━━━━━ Input rows

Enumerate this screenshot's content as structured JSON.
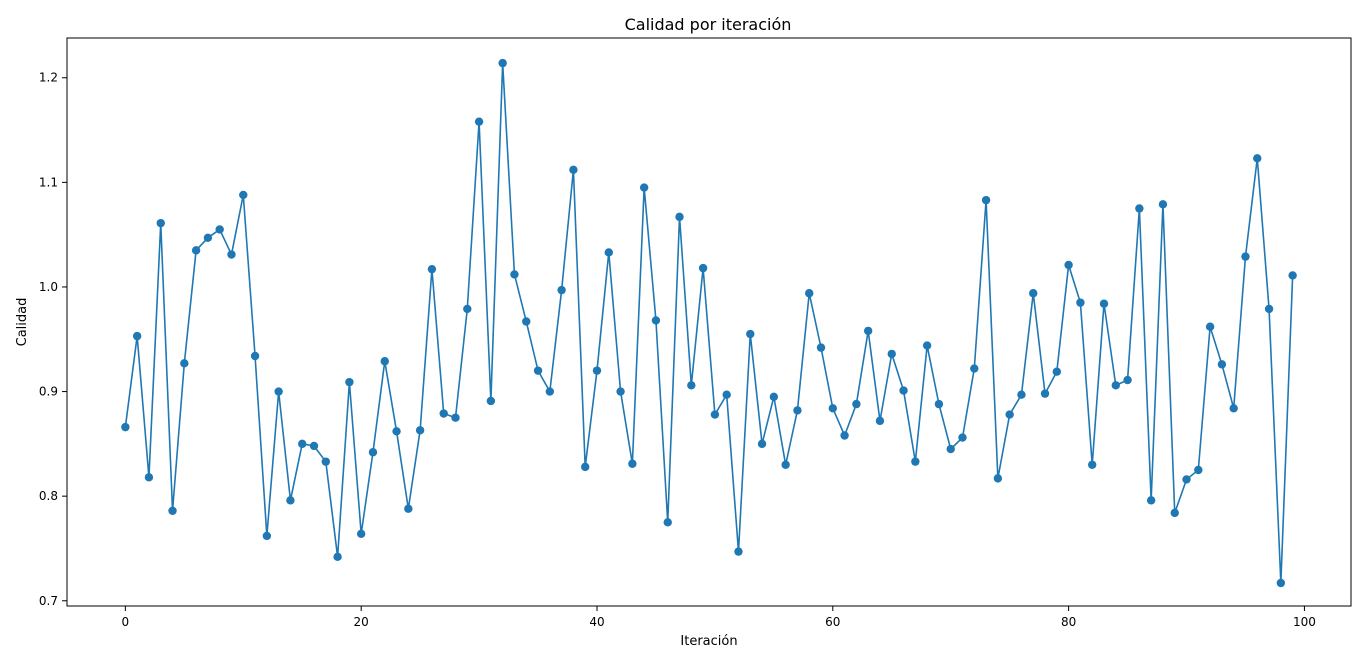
{
  "chart_data": {
    "type": "line",
    "title": "Calidad por iteración",
    "xlabel": "Iteración",
    "ylabel": "Calidad",
    "xlim": [
      -4.95,
      103.95
    ],
    "ylim": [
      0.695,
      1.238
    ],
    "xticks": [
      0,
      20,
      40,
      60,
      80,
      100
    ],
    "yticks": [
      0.7,
      0.8,
      0.9,
      1.0,
      1.1,
      1.2
    ],
    "ytick_labels": [
      "0.7",
      "0.8",
      "0.9",
      "1.0",
      "1.1",
      "1.2"
    ],
    "grid": false,
    "color": "#1f77b4",
    "marker": "circle",
    "x": [
      0,
      1,
      2,
      3,
      4,
      5,
      6,
      7,
      8,
      9,
      10,
      11,
      12,
      13,
      14,
      15,
      16,
      17,
      18,
      19,
      20,
      21,
      22,
      23,
      24,
      25,
      26,
      27,
      28,
      29,
      30,
      31,
      32,
      33,
      34,
      35,
      36,
      37,
      38,
      39,
      40,
      41,
      42,
      43,
      44,
      45,
      46,
      47,
      48,
      49,
      50,
      51,
      52,
      53,
      54,
      55,
      56,
      57,
      58,
      59,
      60,
      61,
      62,
      63,
      64,
      65,
      66,
      67,
      68,
      69,
      70,
      71,
      72,
      73,
      74,
      75,
      76,
      77,
      78,
      79,
      80,
      81,
      82,
      83,
      84,
      85,
      86,
      87,
      88,
      89,
      90,
      91,
      92,
      93,
      94,
      95,
      96,
      97,
      98,
      99
    ],
    "y": [
      0.866,
      0.953,
      0.818,
      1.061,
      0.786,
      0.927,
      1.035,
      1.047,
      1.055,
      1.031,
      1.088,
      0.934,
      0.762,
      0.9,
      0.796,
      0.85,
      0.848,
      0.833,
      0.742,
      0.909,
      0.764,
      0.842,
      0.929,
      0.862,
      0.788,
      0.863,
      1.017,
      0.879,
      0.875,
      0.979,
      1.158,
      0.891,
      1.214,
      1.012,
      0.967,
      0.92,
      0.9,
      0.997,
      1.112,
      0.828,
      0.92,
      1.033,
      0.9,
      0.831,
      1.095,
      0.968,
      0.775,
      1.067,
      0.906,
      1.018,
      0.878,
      0.897,
      0.747,
      0.955,
      0.85,
      0.895,
      0.83,
      0.882,
      0.994,
      0.942,
      0.884,
      0.858,
      0.888,
      0.958,
      0.872,
      0.936,
      0.901,
      0.833,
      0.944,
      0.888,
      0.845,
      0.856,
      0.922,
      1.083,
      0.817,
      0.878,
      0.897,
      0.994,
      0.898,
      0.919,
      1.021,
      0.985,
      0.83,
      0.984,
      0.906,
      0.911,
      1.075,
      0.796,
      1.079,
      0.784,
      0.816,
      0.825,
      0.962,
      0.926,
      0.884,
      1.029,
      1.123,
      0.979,
      0.717,
      1.011
    ]
  }
}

━━━━━━━━━━

Quote everything in the listing above exactly; pictures are the only thing to omit.

Enumerate this screenshot's content as structured JSON.
{
  "chart_data": {
    "type": "line",
    "title": "Calidad por iteración",
    "xlabel": "Iteración",
    "ylabel": "Calidad",
    "xlim": [
      -4.95,
      103.95
    ],
    "ylim": [
      0.695,
      1.238
    ],
    "xticks": [
      0,
      20,
      40,
      60,
      80,
      100
    ],
    "yticks": [
      0.7,
      0.8,
      0.9,
      1.0,
      1.1,
      1.2
    ],
    "ytick_labels": [
      "0.7",
      "0.8",
      "0.9",
      "1.0",
      "1.1",
      "1.2"
    ],
    "grid": false,
    "color": "#1f77b4",
    "marker": "circle",
    "x": [
      0,
      1,
      2,
      3,
      4,
      5,
      6,
      7,
      8,
      9,
      10,
      11,
      12,
      13,
      14,
      15,
      16,
      17,
      18,
      19,
      20,
      21,
      22,
      23,
      24,
      25,
      26,
      27,
      28,
      29,
      30,
      31,
      32,
      33,
      34,
      35,
      36,
      37,
      38,
      39,
      40,
      41,
      42,
      43,
      44,
      45,
      46,
      47,
      48,
      49,
      50,
      51,
      52,
      53,
      54,
      55,
      56,
      57,
      58,
      59,
      60,
      61,
      62,
      63,
      64,
      65,
      66,
      67,
      68,
      69,
      70,
      71,
      72,
      73,
      74,
      75,
      76,
      77,
      78,
      79,
      80,
      81,
      82,
      83,
      84,
      85,
      86,
      87,
      88,
      89,
      90,
      91,
      92,
      93,
      94,
      95,
      96,
      97,
      98,
      99
    ],
    "y": [
      0.866,
      0.953,
      0.818,
      1.061,
      0.786,
      0.927,
      1.035,
      1.047,
      1.055,
      1.031,
      1.088,
      0.934,
      0.762,
      0.9,
      0.796,
      0.85,
      0.848,
      0.833,
      0.742,
      0.909,
      0.764,
      0.842,
      0.929,
      0.862,
      0.788,
      0.863,
      1.017,
      0.879,
      0.875,
      0.979,
      1.158,
      0.891,
      1.214,
      1.012,
      0.967,
      0.92,
      0.9,
      0.997,
      1.112,
      0.828,
      0.92,
      1.033,
      0.9,
      0.831,
      1.095,
      0.968,
      0.775,
      1.067,
      0.906,
      1.018,
      0.878,
      0.897,
      0.747,
      0.955,
      0.85,
      0.895,
      0.83,
      0.882,
      0.994,
      0.942,
      0.884,
      0.858,
      0.888,
      0.958,
      0.872,
      0.936,
      0.901,
      0.833,
      0.944,
      0.888,
      0.845,
      0.856,
      0.922,
      1.083,
      0.817,
      0.878,
      0.897,
      0.994,
      0.898,
      0.919,
      1.021,
      0.985,
      0.83,
      0.984,
      0.906,
      0.911,
      1.075,
      0.796,
      1.079,
      0.784,
      0.816,
      0.825,
      0.962,
      0.926,
      0.884,
      1.029,
      1.123,
      0.979,
      0.717,
      1.011
    ]
  }
}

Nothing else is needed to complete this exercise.